- _TASK MATERIAL_:
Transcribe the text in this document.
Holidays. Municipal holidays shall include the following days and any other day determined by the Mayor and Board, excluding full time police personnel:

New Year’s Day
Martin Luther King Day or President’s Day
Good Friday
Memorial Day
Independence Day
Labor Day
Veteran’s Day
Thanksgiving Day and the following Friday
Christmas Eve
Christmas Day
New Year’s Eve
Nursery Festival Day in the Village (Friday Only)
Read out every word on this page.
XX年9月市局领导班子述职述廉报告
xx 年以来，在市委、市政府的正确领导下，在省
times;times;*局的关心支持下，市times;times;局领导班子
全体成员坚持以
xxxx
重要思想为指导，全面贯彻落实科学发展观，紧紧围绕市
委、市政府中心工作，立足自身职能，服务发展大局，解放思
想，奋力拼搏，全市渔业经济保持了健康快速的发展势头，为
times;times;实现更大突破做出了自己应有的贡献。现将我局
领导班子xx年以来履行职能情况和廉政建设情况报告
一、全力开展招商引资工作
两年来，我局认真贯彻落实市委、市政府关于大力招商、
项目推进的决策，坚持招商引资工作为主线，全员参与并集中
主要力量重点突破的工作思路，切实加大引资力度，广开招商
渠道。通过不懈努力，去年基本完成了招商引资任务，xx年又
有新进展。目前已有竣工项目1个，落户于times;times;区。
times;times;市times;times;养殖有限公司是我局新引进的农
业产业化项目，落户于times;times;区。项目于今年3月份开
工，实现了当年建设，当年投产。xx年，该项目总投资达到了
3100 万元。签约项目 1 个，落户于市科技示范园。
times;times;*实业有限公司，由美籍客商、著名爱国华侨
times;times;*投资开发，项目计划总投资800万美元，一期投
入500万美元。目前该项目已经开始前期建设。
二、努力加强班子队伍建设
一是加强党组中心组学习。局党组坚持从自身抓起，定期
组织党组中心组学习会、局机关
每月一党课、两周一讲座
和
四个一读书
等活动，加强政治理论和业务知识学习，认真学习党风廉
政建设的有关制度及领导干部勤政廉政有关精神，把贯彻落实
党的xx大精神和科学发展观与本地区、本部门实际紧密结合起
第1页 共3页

- _GIVEN REQUEST_:
Repeat the records above in full, character for character.

- _SOLUTION BELOW_:
Transcribe the text in this document.
Holidays. Municipal holidays shall include the following days and any other day determined by the Mayor and Board, excluding full time police personnel:

New Year’s Day
Martin Luther King Day or President’s Day
Good Friday
Memorial Day
Independence Day
Labor Day
Veteran’s Day
Thanksgiving Day and the following Friday
Christmas Eve
Christmas Day
New Year’s Eve
Nursery Festival Day in the Village (Friday Only)
Read out every word on this page.
XX年9月市局领导班子述职述廉报告
xx 年以来，在市委、市政府的正确领导下，在省
times;times;*局的关心支持下，市times;times;局领导班子
全体成员坚持以
xxxx
重要思想为指导，全面贯彻落实科学发展观，紧紧围绕市
委、市政府中心工作，立足自身职能，服务发展大局，解放思
想，奋力拼搏，全市渔业经济保持了健康快速的发展势头，为
times;times;实现更大突破做出了自己应有的贡献。现将我局
领导班子xx年以来履行职能情况和廉政建设情况报告
一、全力开展招商引资工作
两年来，我局认真贯彻落实市委、市政府关于大力招商、
项目推进的决策，坚持招商引资工作为主线，全员参与并集中
主要力量重点突破的工作思路，切实加大引资力度，广开招商
渠道。通过不懈努力，去年基本完成了招商引资任务，xx年又
有新进展。目前已有竣工项目1个，落户于times;times;区。
times;times;市times;times;养殖有限公司是我局新引进的农
业产业化项目，落户于times;times;区。项目于今年3月份开
工，实现了当年建设，当年投产。xx年，该项目总投资达到了
3100 万元。签约项目 1 个，落户于市科技示范园。
times;times;*实业有限公司，由美籍客商、著名爱国华侨
times;times;*投资开发，项目计划总投资800万美元，一期投
入500万美元。目前该项目已经开始前期建设。
二、努力加强班子队伍建设
一是加强党组中心组学习。局党组坚持从自身抓起，定期
组织党组中心组学习会、局机关
每月一党课、两周一讲座
和
四个一读书
等活动，加强政治理论和业务知识学习，认真学习党风廉
政建设的有关制度及领导干部勤政廉政有关精神，把贯彻落实
党的xx大精神和科学发展观与本地区、本部门实际紧密结合起
第1页 共3页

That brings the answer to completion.